Can you copy out, word for word, the rows starting at the very first one and ending at the row that contains "The cockpit 48 is at (440, 130).", with both of those included?

-- Begin --

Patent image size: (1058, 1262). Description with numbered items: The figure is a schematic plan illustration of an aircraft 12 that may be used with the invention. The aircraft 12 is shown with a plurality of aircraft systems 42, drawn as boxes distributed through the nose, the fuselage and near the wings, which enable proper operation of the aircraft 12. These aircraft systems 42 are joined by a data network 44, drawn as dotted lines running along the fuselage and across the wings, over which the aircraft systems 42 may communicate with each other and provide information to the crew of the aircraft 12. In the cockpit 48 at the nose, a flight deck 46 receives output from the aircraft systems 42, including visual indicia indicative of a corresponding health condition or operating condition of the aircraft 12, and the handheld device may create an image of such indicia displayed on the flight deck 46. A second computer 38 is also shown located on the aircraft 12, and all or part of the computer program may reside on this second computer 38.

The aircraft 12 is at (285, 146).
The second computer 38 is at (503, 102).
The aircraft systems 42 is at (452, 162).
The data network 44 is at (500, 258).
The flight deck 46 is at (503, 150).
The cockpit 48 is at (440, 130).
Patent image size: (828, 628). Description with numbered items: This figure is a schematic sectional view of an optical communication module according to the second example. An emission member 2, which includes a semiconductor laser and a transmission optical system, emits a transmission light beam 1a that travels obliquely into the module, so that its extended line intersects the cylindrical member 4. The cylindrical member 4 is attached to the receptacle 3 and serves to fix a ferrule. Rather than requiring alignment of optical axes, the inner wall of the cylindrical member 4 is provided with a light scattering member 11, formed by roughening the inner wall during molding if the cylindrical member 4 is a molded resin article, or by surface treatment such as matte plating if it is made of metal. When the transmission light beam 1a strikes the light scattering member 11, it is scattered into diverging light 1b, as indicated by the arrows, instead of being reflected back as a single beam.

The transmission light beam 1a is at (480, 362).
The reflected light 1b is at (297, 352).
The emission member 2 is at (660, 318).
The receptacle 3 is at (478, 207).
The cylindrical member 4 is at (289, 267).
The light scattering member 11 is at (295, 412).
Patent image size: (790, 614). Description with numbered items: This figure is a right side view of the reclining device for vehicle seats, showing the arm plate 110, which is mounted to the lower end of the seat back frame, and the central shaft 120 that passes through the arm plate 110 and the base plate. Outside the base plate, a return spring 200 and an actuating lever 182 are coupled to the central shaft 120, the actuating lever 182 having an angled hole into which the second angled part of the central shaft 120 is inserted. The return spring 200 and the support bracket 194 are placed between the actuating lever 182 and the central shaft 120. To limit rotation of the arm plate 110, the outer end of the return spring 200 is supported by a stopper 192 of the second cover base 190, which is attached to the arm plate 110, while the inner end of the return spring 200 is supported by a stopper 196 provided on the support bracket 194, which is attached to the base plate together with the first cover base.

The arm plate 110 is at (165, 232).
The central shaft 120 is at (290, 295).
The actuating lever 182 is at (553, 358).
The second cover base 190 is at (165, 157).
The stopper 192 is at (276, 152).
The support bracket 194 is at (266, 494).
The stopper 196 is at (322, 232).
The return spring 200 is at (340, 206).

-- End --

→ **ANSWER TO THIS EXERCISE**
Patent image size: (1058, 1262). Description with numbered items: The figure is a schematic plan illustration of an aircraft 12 that may be used with the invention. The aircraft 12 is shown with a plurality of aircraft systems 42, drawn as boxes distributed through the nose, the fuselage and near the wings, which enable proper operation of the aircraft 12. These aircraft systems 42 are joined by a data network 44, drawn as dotted lines running along the fuselage and across the wings, over which the aircraft systems 42 may communicate with each other and provide information to the crew of the aircraft 12. In the cockpit 48 at the nose, a flight deck 46 receives output from the aircraft systems 42, including visual indicia indicative of a corresponding health condition or operating condition of the aircraft 12, and the handheld device may create an image of such indicia displayed on the flight deck 46. A second computer 38 is also shown located on the aircraft 12, and all or part of the computer program may reside on this second computer 38.

The aircraft 12 is at (285, 146).
The second computer 38 is at (503, 102).
The aircraft systems 42 is at (452, 162).
The data network 44 is at (500, 258).
The flight deck 46 is at (503, 150).
The cockpit 48 is at (440, 130).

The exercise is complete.